>> START Records supplied

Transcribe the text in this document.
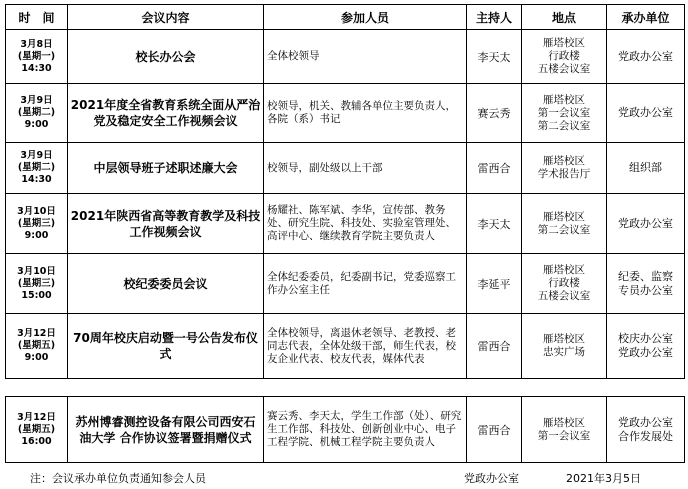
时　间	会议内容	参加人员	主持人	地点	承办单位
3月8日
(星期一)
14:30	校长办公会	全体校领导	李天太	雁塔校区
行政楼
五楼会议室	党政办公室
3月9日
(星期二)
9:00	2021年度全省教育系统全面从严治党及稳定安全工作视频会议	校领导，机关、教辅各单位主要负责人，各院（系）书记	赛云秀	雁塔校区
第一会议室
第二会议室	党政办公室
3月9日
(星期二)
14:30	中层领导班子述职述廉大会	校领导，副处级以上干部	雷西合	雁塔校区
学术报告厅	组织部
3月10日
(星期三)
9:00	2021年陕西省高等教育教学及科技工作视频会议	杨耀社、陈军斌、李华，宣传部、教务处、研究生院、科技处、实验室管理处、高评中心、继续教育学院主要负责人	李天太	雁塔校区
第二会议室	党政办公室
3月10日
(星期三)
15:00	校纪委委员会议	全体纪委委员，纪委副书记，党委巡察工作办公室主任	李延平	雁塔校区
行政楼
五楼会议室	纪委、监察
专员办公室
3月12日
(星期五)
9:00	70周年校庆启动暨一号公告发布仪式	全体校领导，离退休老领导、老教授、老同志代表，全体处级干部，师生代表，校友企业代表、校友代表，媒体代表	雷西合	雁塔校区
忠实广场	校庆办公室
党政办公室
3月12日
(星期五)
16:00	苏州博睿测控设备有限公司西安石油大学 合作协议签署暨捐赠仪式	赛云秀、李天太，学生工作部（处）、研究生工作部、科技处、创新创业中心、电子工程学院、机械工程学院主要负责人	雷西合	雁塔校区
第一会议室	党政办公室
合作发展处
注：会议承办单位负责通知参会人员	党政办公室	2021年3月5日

>> END Records supplied
>> START Records supplied

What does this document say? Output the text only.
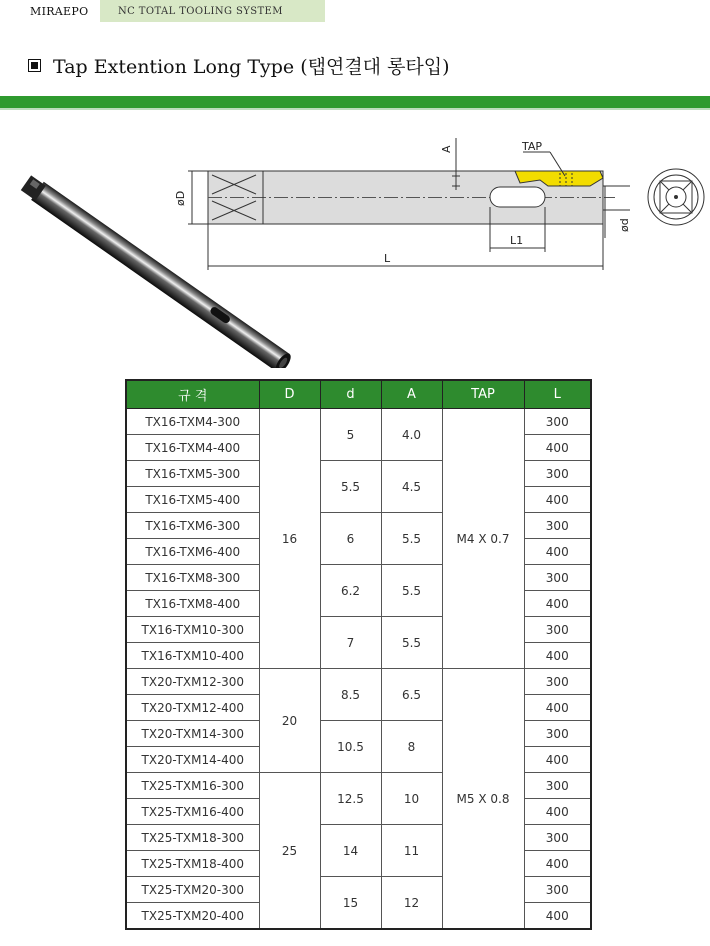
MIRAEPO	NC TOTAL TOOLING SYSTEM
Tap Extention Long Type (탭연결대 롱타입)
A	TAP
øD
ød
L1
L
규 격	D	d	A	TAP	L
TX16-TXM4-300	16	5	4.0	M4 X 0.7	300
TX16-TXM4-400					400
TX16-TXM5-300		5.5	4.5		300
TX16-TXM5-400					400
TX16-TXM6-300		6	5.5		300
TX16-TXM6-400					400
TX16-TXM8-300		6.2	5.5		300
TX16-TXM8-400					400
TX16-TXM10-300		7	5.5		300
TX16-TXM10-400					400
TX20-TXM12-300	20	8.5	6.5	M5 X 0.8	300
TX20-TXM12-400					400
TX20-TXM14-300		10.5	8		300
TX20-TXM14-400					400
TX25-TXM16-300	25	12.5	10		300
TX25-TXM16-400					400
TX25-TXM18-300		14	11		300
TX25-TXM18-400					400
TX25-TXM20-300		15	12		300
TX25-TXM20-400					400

>> END Records supplied

### Brief
Leave out every line without the string "雁塔校区" and copy the rest.

### In response
14:30	校长办公会	全体校领导	李天太	雁塔校区
9:00	2021年度全省教育系统全面从严治党及稳定安全工作视频会议	校领导，机关、教辅各单位主要负责人，各院（系）书记	赛云秀	雁塔校区
14:30	中层领导班子述职述廉大会	校领导，副处级以上干部	雷西合	雁塔校区
9:00	2021年陕西省高等教育教学及科技工作视频会议	杨耀社、陈军斌、李华，宣传部、教务处、研究生院、科技处、实验室管理处、高评中心、继续教育学院主要负责人	李天太	雁塔校区
15:00	校纪委委员会议	全体纪委委员，纪委副书记，党委巡察工作办公室主任	李延平	雁塔校区
9:00	70周年校庆启动暨一号公告发布仪式	全体校领导，离退休老领导、老教授、老同志代表，全体处级干部，师生代表，校友企业代表、校友代表，媒体代表	雷西合	雁塔校区
16:00	苏州博睿测控设备有限公司西安石油大学 合作协议签署暨捐赠仪式	赛云秀、李天太，学生工作部（处）、研究生工作部、科技处、创新创业中心、电子工程学院、机械工程学院主要负责人	雷西合	雁塔校区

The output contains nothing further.